(Task description) Extract the lines that hold the string "text".

** START Material for the task **

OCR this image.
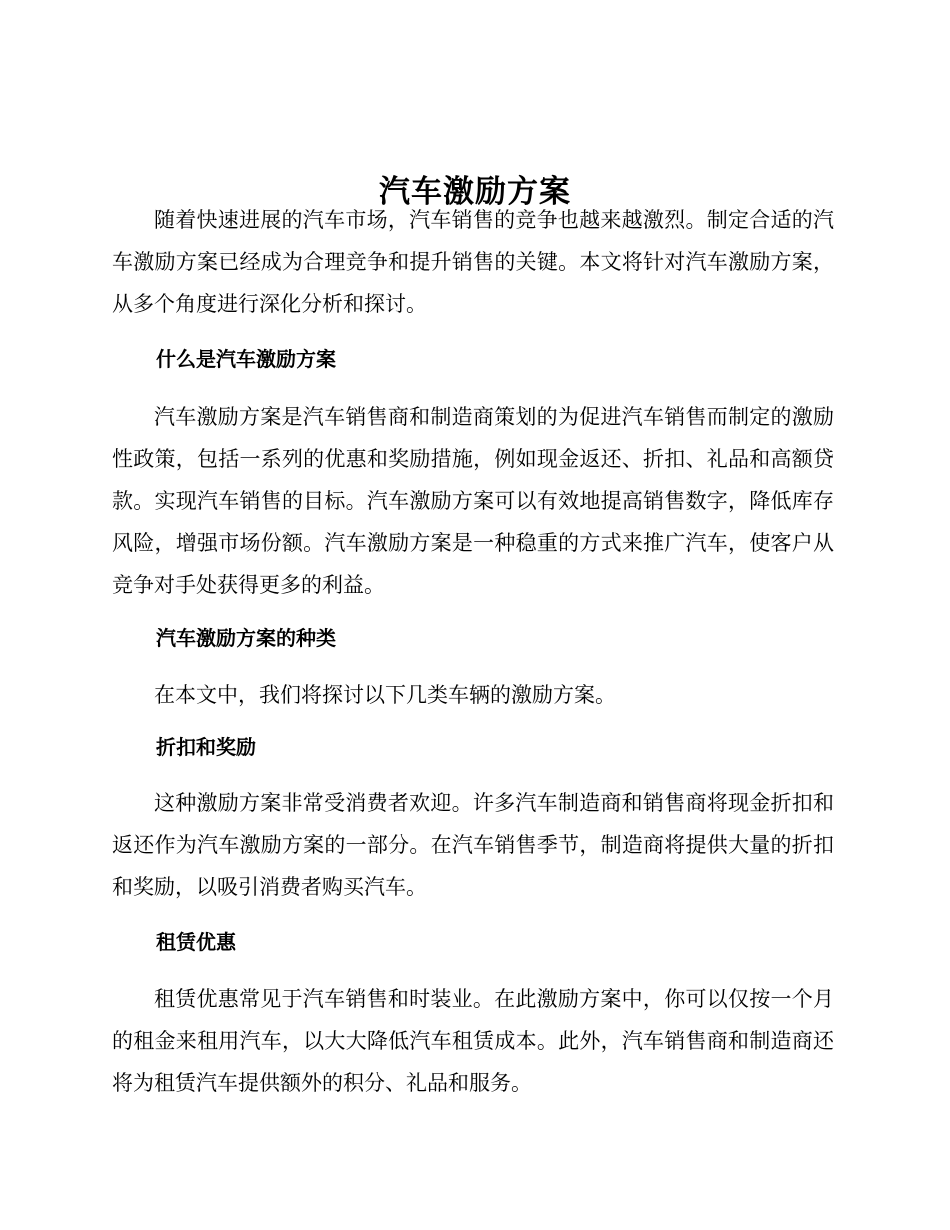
汽车激励方案

随着快速进展的汽车市场，汽车销售的竞争也越来越激烈。制定合适的汽车激励方案已经成为合理竞争和提升销售的关键。本文将针对汽车激励方案，从多个角度进行深化分析和探讨。

什么是汽车激励方案

汽车激励方案是汽车销售商和制造商策划的为促进汽车销售而制定的激励性政策，包括一系列的优惠和奖励措施，例如现金返还、折扣、礼品和高额贷款。实现汽车销售的目标。汽车激励方案可以有效地提高销售数字，降低库存风险，增强市场份额。汽车激励方案是一种稳重的方式来推广汽车，使客户从竞争对手处获得更多的利益。

汽车激励方案的种类

在本文中，我们将探讨以下几类车辆的激励方案。

折扣和奖励

这种激励方案非常受消费者欢迎。许多汽车制造商和销售商将现金折扣和返还作为汽车激励方案的一部分。在汽车销售季节，制造商将提供大量的折扣和奖励，以吸引消费者购买汽车。

租赁优惠

租赁优惠常见于汽车销售和时装业。在此激励方案中，你可以仅按一个月的租金来租用汽车，以大大降低汽车租赁成本。此外，汽车销售商和制造商还将为租赁汽车提供额外的积分、礼品和服务。
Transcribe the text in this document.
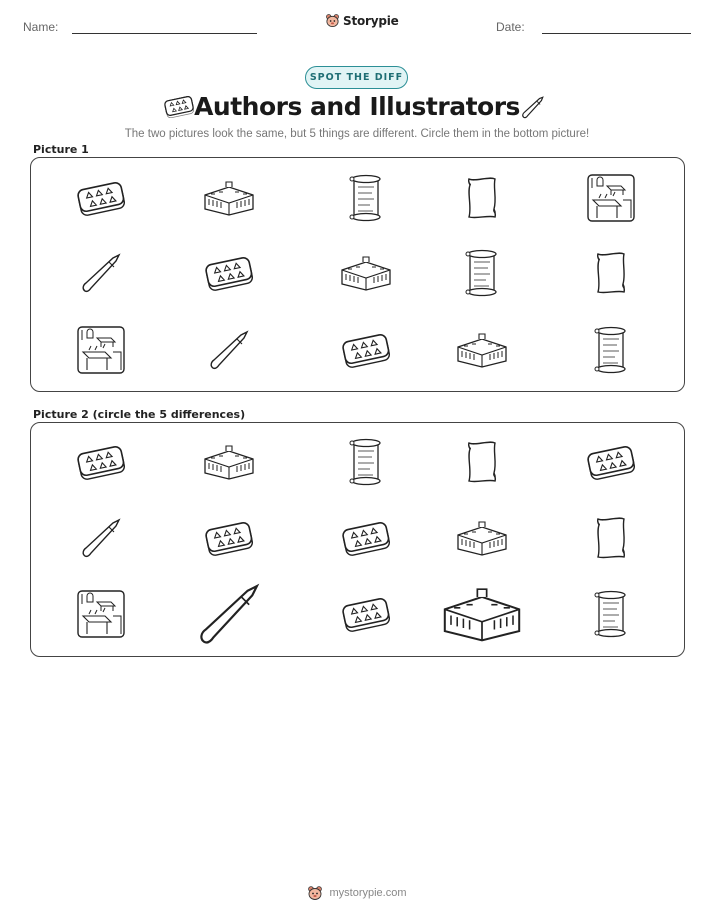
Name:	Storypie	Date:
SPOT THE DIFF
Authors and Illustrators
The two pictures look the same, but 5 things are different. Circle them in the bottom picture!
Picture 1
Picture 2 (circle the 5 differences)
mystorypie.com
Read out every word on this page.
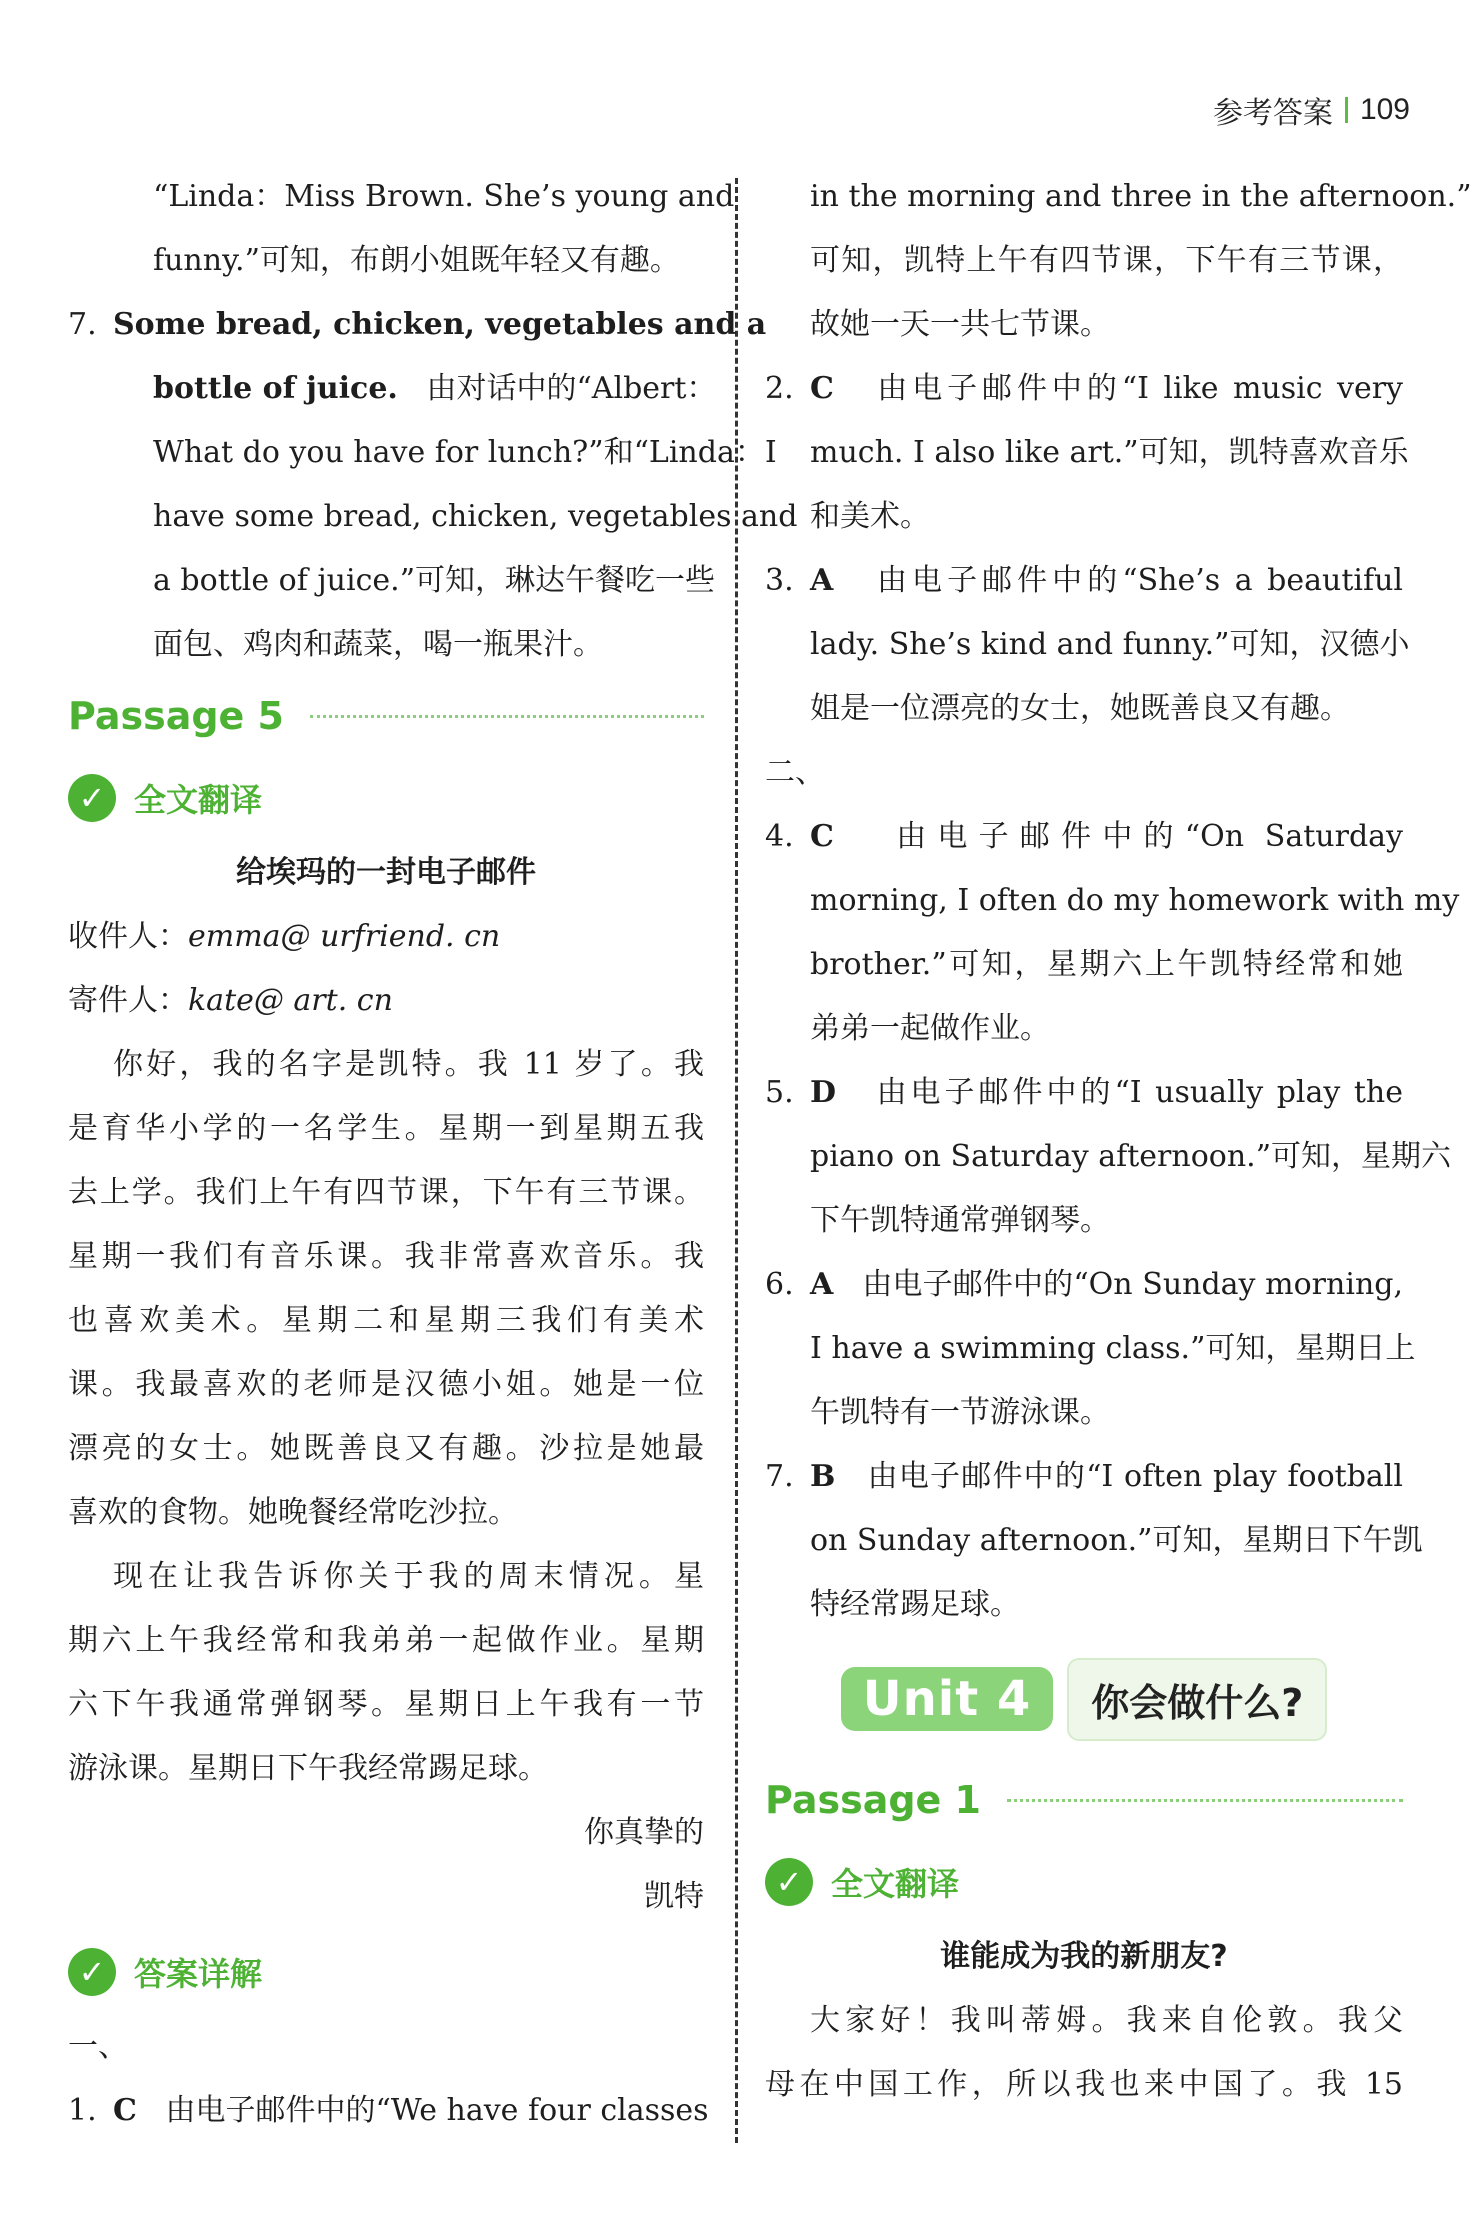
参考答案 109
“Linda：Miss Brown. She’s young and
funny.”可知，布朗小姐既年轻又有趣。
7. Some bread, chicken, vegetables and a
bottle of juice. 由对话中的“Albert：
What do you have for lunch?”和“Linda：I
have some bread, chicken, vegetables and
a bottle of juice.”可知，琳达午餐吃一些
面包、鸡肉和蔬菜，喝一瓶果汁。
Passage 5
✓ 全文翻译
给埃玛的一封电子邮件
收件人：emma@ urfriend. cn
寄件人：kate@ art. cn
你好，我的名字是凯特。我 11 岁了。我
是育华小学的一名学生。星期一到星期五我
去上学。我们上午有四节课，下午有三节课。
星期一我们有音乐课。我非常喜欢音乐。我
也喜欢美术。星期二和星期三我们有美术
课。我最喜欢的老师是汉德小姐。她是一位
漂亮的女士。她既善良又有趣。沙拉是她最
喜欢的食物。她晚餐经常吃沙拉。
现在让我告诉你关于我的周末情况。星
期六上午我经常和我弟弟一起做作业。星期
六下午我通常弹钢琴。星期日上午我有一节
游泳课。星期日下午我经常踢足球。
你真挚的
凯特
✓ 答案详解
一、
1. C 由电子邮件中的“We have four classes
in the morning and three in the afternoon.”
可知，凯特上午有四节课，下午有三节课，
故她一天一共七节课。
2. C 由电子邮件中的“I like music very
much. I also like art.”可知，凯特喜欢音乐
和美术。
3. A 由电子邮件中的“She’s a beautiful
lady. She’s kind and funny.”可知，汉德小
姐是一位漂亮的女士，她既善良又有趣。
二、
4. C 由电子邮件中的“On Saturday
morning, I often do my homework with my
brother.”可知，星期六上午凯特经常和她
弟弟一起做作业。
5. D 由电子邮件中的“I usually play the
piano on Saturday afternoon.”可知，星期六
下午凯特通常弹钢琴。
6. A 由电子邮件中的“On Sunday morning,
I have a swimming class.”可知，星期日上
午凯特有一节游泳课。
7. B 由电子邮件中的“I often play football
on Sunday afternoon.”可知，星期日下午凯
特经常踢足球。
Unit 4	你会做什么?
Passage 1
✓ 全文翻译
谁能成为我的新朋友?
大家好！我叫蒂姆。我来自伦敦。我父
母在中国工作，所以我也来中国了。我 15
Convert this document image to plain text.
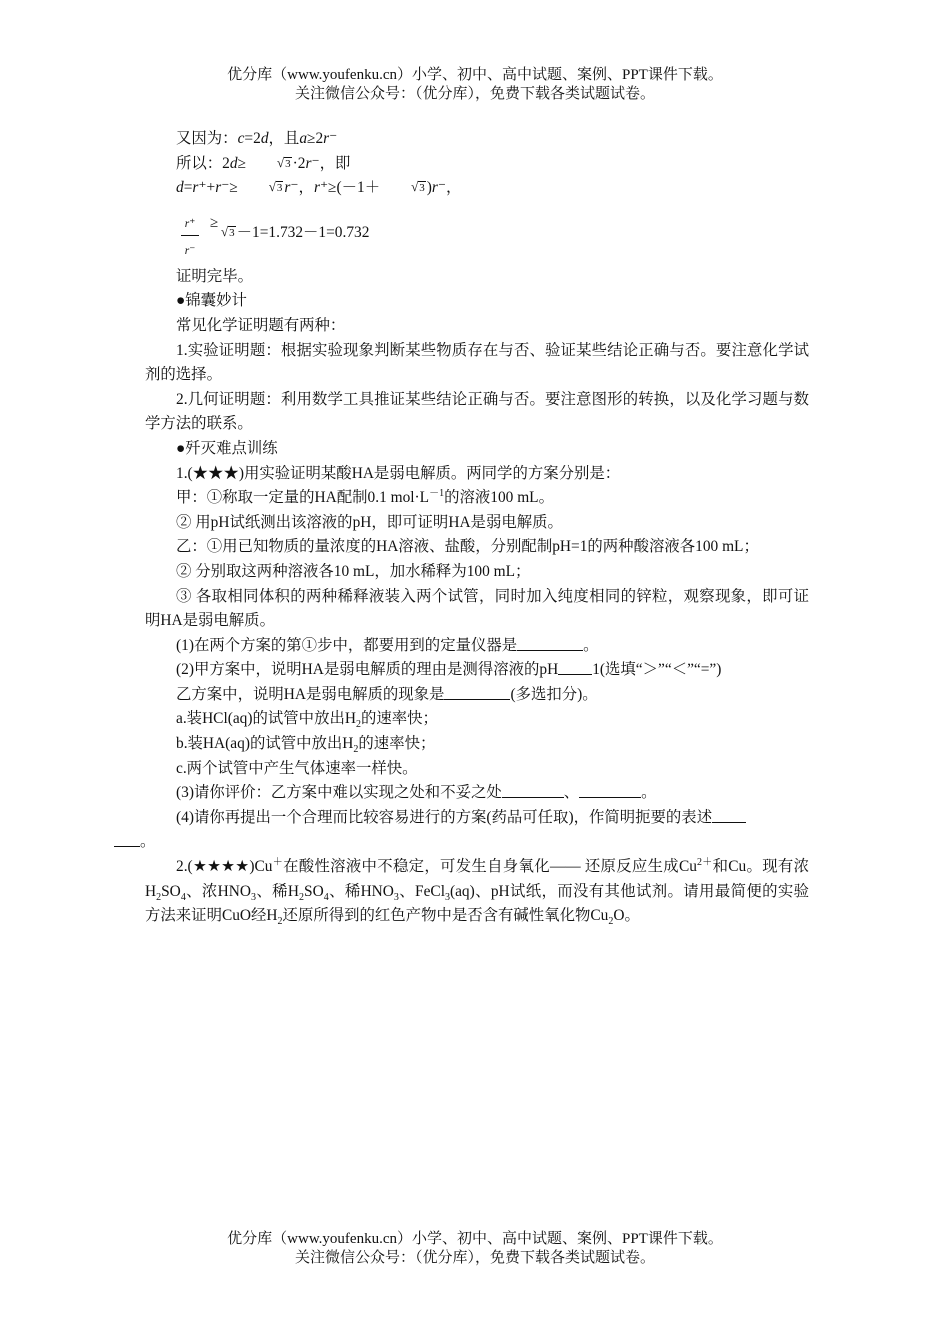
优分库（www.youfenku.cn）小学、初中、高中试题、案例、PPT课件下载。
关注微信公众号：（优分库），免费下载各类试题试卷。

又因为：c=2d，且a≥2r⁻

所以：2d≥ √3 ·2r⁻，即

d=r⁺+r⁻≥ √3 r⁻，r⁺≥(－1＋ √3 )r⁻，

$\frac{r^+}{r^-}$ ≥
√3 －1=1.732－1=0.732

证明完毕。

●锦囊妙计

常见化学证明题有两种：

1.实验证明题：根据实验现象判断某些物质存在与否、验证某些结论正确与否。要注意化学试剂的选择。

2.几何证明题：利用数学工具推证某些结论正确与否。要注意图形的转换，以及化学习题与数学方法的联系。

●歼灭难点训练

1.(★★★)用实验证明某酸HA是弱电解质。两同学的方案分别是：

甲：①称取一定量的HA配制0.1 $mol\cdot L^{-1}$的溶液100 mL。

② 用pH试纸测出该溶液的pH，即可证明HA是弱电解质。

乙：①用已知物质的量浓度的HA溶液、盐酸，分别配制pH=1的两种酸溶液各100 mL；

② 分别取这两种溶液各10 mL，加水稀释为100 mL；

③ 各取相同体积的两种稀释液装入两个试管，同时加入纯度相同的锌粒，观察现象，即可证明HA是弱电解质。

(1)在两个方案的第①步中，都要用到的定量仪器是	。

(2)甲方案中，说明HA是弱电解质的理由是测得溶液的pH 1(选填“＞”“＜”“=”)

乙方案中，说明HA是弱电解质的现象是	(多选扣分)。

a.装HCl(aq)的试管中放出$H_2$的速率快；

b.装HA(aq)的试管中放出$H_2$的速率快；

c.两个试管中产生气体速率一样快。

(3)请你评价：乙方案中难以实现之处和不妥之处	、	。

(4)请你再提出一个合理而比较容易进行的方案(药品可任取)，作简明扼要的表述
。

2.(★★★★)Cu＋在酸性溶液中不稳定，可发生自身氧化—— 还原反应生成$Cu^{2+}$和Cu。现有浓$H_2SO_4$、浓$HNO_3$、稀$H_2SO_4$、稀$HNO_3$、FeCl$_3$(aq)、pH试纸，而没有其他试剂。请用最简便的实验方法来证明CuO经$H_2$还原所得到的红色产物中是否含有碱性氧化物$Cu_2O$。

优分库（www.youfenku.cn）小学、初中、高中试题、案例、PPT课件下载。
关注微信公众号：（优分库），免费下载各类试题试卷。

** END Material for the task **

(Reply to the exercise)
Transcribe the text in this document.
Convert this document image to plain text.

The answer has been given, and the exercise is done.